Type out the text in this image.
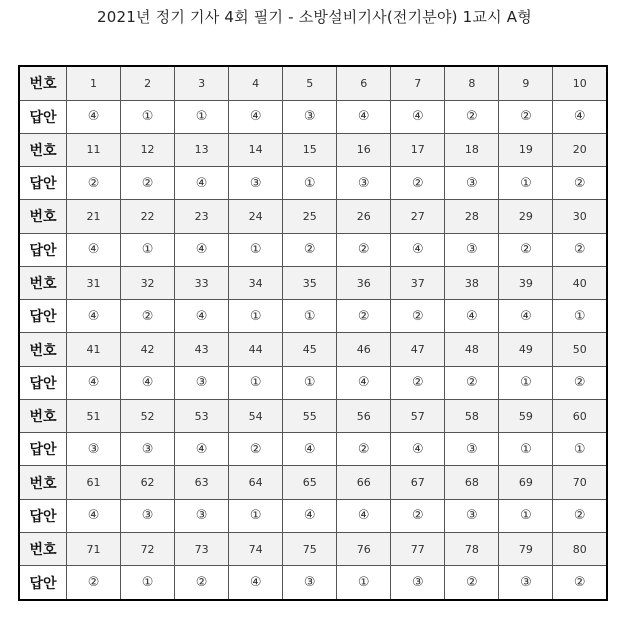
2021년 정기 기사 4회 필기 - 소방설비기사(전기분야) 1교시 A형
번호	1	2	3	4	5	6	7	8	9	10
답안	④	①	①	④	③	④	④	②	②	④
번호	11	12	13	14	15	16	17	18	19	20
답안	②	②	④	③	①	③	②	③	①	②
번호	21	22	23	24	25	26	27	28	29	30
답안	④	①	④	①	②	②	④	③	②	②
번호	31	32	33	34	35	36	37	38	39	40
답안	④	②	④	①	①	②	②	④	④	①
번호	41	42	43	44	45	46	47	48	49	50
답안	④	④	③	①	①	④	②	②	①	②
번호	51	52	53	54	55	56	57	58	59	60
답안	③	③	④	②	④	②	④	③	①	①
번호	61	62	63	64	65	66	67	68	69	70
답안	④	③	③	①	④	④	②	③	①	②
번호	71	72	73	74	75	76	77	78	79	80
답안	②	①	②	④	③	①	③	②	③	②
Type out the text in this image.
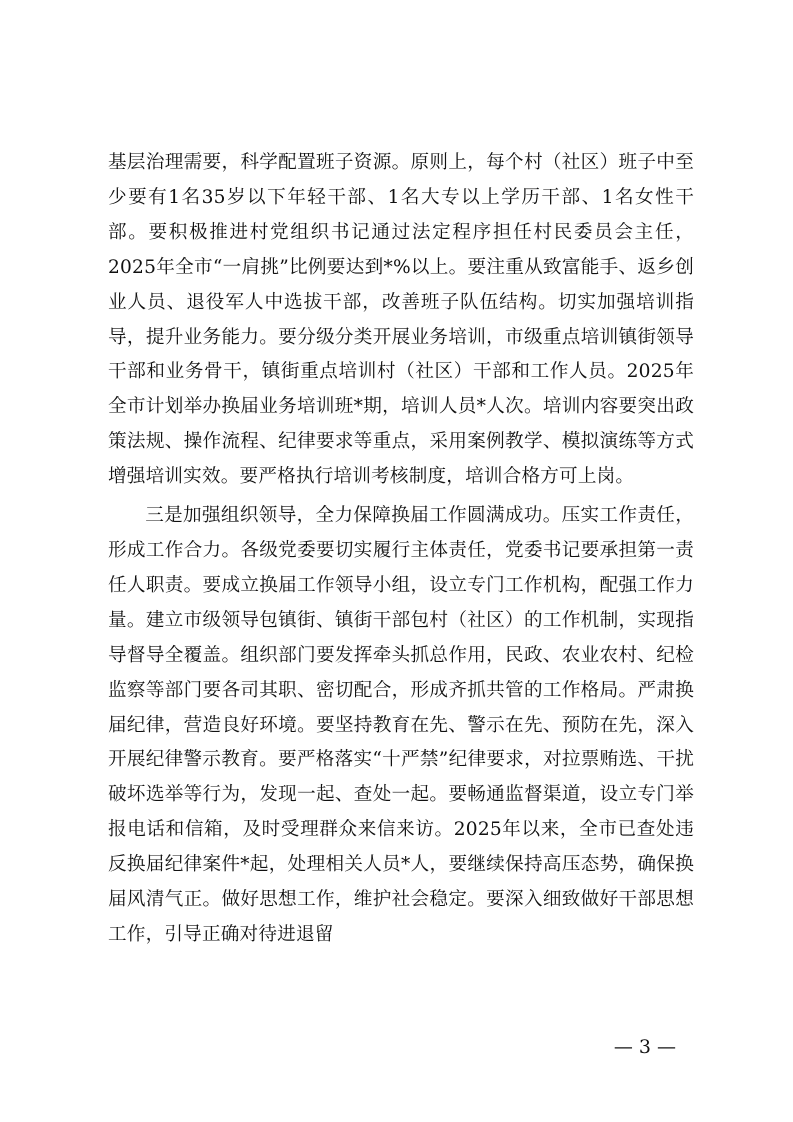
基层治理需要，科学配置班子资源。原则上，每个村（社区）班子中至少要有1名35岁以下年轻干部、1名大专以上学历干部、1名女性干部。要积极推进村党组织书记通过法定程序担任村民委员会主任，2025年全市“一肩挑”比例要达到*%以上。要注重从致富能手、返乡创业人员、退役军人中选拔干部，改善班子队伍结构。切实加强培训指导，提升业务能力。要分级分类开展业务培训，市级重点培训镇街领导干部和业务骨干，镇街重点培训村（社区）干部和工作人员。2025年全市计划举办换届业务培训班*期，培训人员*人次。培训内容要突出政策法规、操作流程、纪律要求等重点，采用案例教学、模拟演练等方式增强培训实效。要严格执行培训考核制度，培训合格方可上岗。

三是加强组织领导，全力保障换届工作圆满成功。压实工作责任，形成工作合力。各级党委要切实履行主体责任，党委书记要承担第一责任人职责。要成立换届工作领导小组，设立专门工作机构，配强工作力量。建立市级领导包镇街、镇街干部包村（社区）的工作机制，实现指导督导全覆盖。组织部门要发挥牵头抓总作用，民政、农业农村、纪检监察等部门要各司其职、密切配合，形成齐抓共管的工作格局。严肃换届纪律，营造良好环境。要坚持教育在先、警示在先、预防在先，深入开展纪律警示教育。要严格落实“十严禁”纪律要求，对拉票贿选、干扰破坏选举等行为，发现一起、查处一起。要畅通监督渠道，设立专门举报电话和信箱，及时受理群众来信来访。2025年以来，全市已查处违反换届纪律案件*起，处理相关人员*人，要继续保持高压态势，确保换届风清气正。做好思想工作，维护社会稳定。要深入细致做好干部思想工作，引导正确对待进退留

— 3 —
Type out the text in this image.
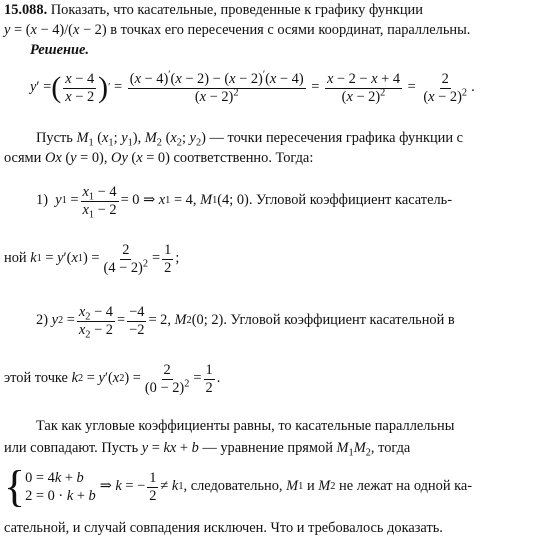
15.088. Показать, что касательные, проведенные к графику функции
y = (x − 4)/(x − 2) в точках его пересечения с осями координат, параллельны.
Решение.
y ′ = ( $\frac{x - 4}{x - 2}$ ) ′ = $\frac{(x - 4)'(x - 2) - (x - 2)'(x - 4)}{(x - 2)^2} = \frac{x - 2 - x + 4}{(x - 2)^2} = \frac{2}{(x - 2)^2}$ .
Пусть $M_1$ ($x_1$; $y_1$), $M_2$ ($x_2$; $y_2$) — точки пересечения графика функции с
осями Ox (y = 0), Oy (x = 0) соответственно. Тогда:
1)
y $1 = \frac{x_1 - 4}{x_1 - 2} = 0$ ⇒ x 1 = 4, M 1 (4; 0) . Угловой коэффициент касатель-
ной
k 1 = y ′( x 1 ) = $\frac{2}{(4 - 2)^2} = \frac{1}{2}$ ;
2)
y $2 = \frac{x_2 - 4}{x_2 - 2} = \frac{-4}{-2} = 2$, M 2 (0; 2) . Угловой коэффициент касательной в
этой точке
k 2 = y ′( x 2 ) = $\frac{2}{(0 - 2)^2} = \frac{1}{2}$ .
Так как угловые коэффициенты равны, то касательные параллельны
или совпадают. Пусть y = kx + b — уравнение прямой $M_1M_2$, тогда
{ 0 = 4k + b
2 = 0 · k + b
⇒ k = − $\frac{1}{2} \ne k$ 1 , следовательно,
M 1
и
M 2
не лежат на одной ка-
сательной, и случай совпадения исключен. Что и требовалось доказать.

========================

Set task: Find the lines with the string "Угловой" and reproduce them.

Reply to the exercise:
y $1 = \frac{x_1 - 4}{x_1 - 2} = 0$ ⇒ x 1 = 4, M 1 (4; 0) . Угловой коэффициент касатель-
y $2 = \frac{x_2 - 4}{x_2 - 2} = \frac{-4}{-2} = 2$, M 2 (0; 2) . Угловой коэффициент касательной в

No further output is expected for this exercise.